# What to work on:
Leave out the pictures and reproduce all of the data exactly.
----------
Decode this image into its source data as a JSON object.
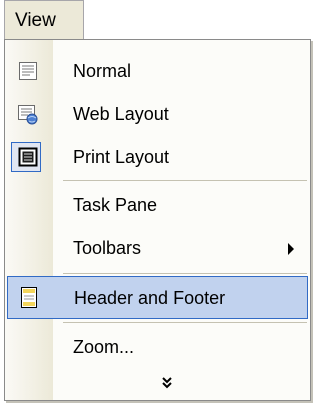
{
  "menubar": {
    "title": "View"
  },
  "menu": {
    "items": [
      {
        "label": "Normal",
        "icon": "normal-view-icon"
      },
      {
        "label": "Web Layout",
        "icon": "web-layout-icon"
      },
      {
        "label": "Print Layout",
        "icon": "print-layout-icon",
        "checked": true
      },
      {
        "label": "Task Pane"
      },
      {
        "label": "Toolbars",
        "submenu": true
      },
      {
        "label": "Header and Footer",
        "icon": "header-footer-icon",
        "highlighted": true
      },
      {
        "label": "Zoom..."
      }
    ],
    "expand_icon": "double-chevron-down-icon"
  },
  "colors": {
    "highlight_fill": "#c1d2ee",
    "highlight_border": "#316ac5",
    "gutter": "#ece9d8",
    "menu_background": "#fcfcf9"
  }
}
----------
# Reply:
Decode this image into its source data as a JSON object.
{
  "menubar": {
    "title": "View"
  },
  "menu": {
    "items": [
      {
        "label": "Normal",
        "icon": "normal-view-icon"
      },
      {
        "label": "Web Layout",
        "icon": "web-layout-icon"
      },
      {
        "label": "Print Layout",
        "icon": "print-layout-icon",
        "checked": true
      },
      {
        "label": "Task Pane"
      },
      {
        "label": "Toolbars",
        "submenu": true
      },
      {
        "label": "Header and Footer",
        "icon": "header-footer-icon",
        "highlighted": true
      },
      {
        "label": "Zoom..."
      }
    ],
    "expand_icon": "double-chevron-down-icon"
  },
  "colors": {
    "highlight_fill": "#c1d2ee",
    "highlight_border": "#316ac5",
    "gutter": "#ece9d8",
    "menu_background": "#fcfcf9"
  }
}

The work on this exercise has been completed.